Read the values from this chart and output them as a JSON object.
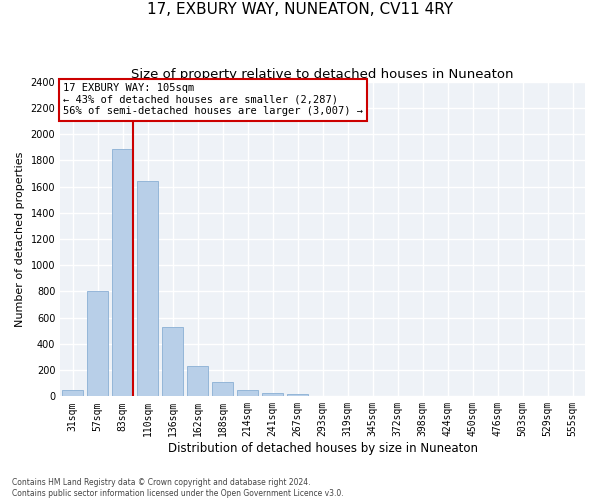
{
  "title": "17, EXBURY WAY, NUNEATON, CV11 4RY",
  "subtitle": "Size of property relative to detached houses in Nuneaton",
  "xlabel": "Distribution of detached houses by size in Nuneaton",
  "ylabel": "Number of detached properties",
  "categories": [
    "31sqm",
    "57sqm",
    "83sqm",
    "110sqm",
    "136sqm",
    "162sqm",
    "188sqm",
    "214sqm",
    "241sqm",
    "267sqm",
    "293sqm",
    "319sqm",
    "345sqm",
    "372sqm",
    "398sqm",
    "424sqm",
    "450sqm",
    "476sqm",
    "503sqm",
    "529sqm",
    "555sqm"
  ],
  "values": [
    50,
    800,
    1890,
    1645,
    530,
    235,
    107,
    47,
    28,
    18,
    0,
    0,
    0,
    0,
    0,
    0,
    0,
    0,
    0,
    0,
    0
  ],
  "bar_color": "#b8cfe8",
  "bar_edge_color": "#8aafd4",
  "property_line_color": "#cc0000",
  "annotation_text": "17 EXBURY WAY: 105sqm\n← 43% of detached houses are smaller (2,287)\n56% of semi-detached houses are larger (3,007) →",
  "annotation_box_color": "#ffffff",
  "annotation_box_edge_color": "#cc0000",
  "ylim": [
    0,
    2400
  ],
  "yticks": [
    0,
    200,
    400,
    600,
    800,
    1000,
    1200,
    1400,
    1600,
    1800,
    2000,
    2200,
    2400
  ],
  "background_color": "#eef2f7",
  "grid_color": "#ffffff",
  "footer": "Contains HM Land Registry data © Crown copyright and database right 2024.\nContains public sector information licensed under the Open Government Licence v3.0.",
  "title_fontsize": 11,
  "subtitle_fontsize": 9.5,
  "ylabel_fontsize": 8,
  "xlabel_fontsize": 8.5,
  "tick_fontsize": 7,
  "annotation_fontsize": 7.5,
  "footer_fontsize": 5.5
}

• What the task requires: Write out the whole listing again, exactly, with no pictures.

• Task solution:
Read the values from this chart and output them as a JSON object.
{
  "title": "17, EXBURY WAY, NUNEATON, CV11 4RY",
  "subtitle": "Size of property relative to detached houses in Nuneaton",
  "xlabel": "Distribution of detached houses by size in Nuneaton",
  "ylabel": "Number of detached properties",
  "categories": [
    "31sqm",
    "57sqm",
    "83sqm",
    "110sqm",
    "136sqm",
    "162sqm",
    "188sqm",
    "214sqm",
    "241sqm",
    "267sqm",
    "293sqm",
    "319sqm",
    "345sqm",
    "372sqm",
    "398sqm",
    "424sqm",
    "450sqm",
    "476sqm",
    "503sqm",
    "529sqm",
    "555sqm"
  ],
  "values": [
    50,
    800,
    1890,
    1645,
    530,
    235,
    107,
    47,
    28,
    18,
    0,
    0,
    0,
    0,
    0,
    0,
    0,
    0,
    0,
    0,
    0
  ],
  "bar_color": "#b8cfe8",
  "bar_edge_color": "#8aafd4",
  "property_line_color": "#cc0000",
  "annotation_text": "17 EXBURY WAY: 105sqm\n← 43% of detached houses are smaller (2,287)\n56% of semi-detached houses are larger (3,007) →",
  "annotation_box_color": "#ffffff",
  "annotation_box_edge_color": "#cc0000",
  "ylim": [
    0,
    2400
  ],
  "yticks": [
    0,
    200,
    400,
    600,
    800,
    1000,
    1200,
    1400,
    1600,
    1800,
    2000,
    2200,
    2400
  ],
  "background_color": "#eef2f7",
  "grid_color": "#ffffff",
  "footer": "Contains HM Land Registry data © Crown copyright and database right 2024.\nContains public sector information licensed under the Open Government Licence v3.0.",
  "title_fontsize": 11,
  "subtitle_fontsize": 9.5,
  "ylabel_fontsize": 8,
  "xlabel_fontsize": 8.5,
  "tick_fontsize": 7,
  "annotation_fontsize": 7.5,
  "footer_fontsize": 5.5
}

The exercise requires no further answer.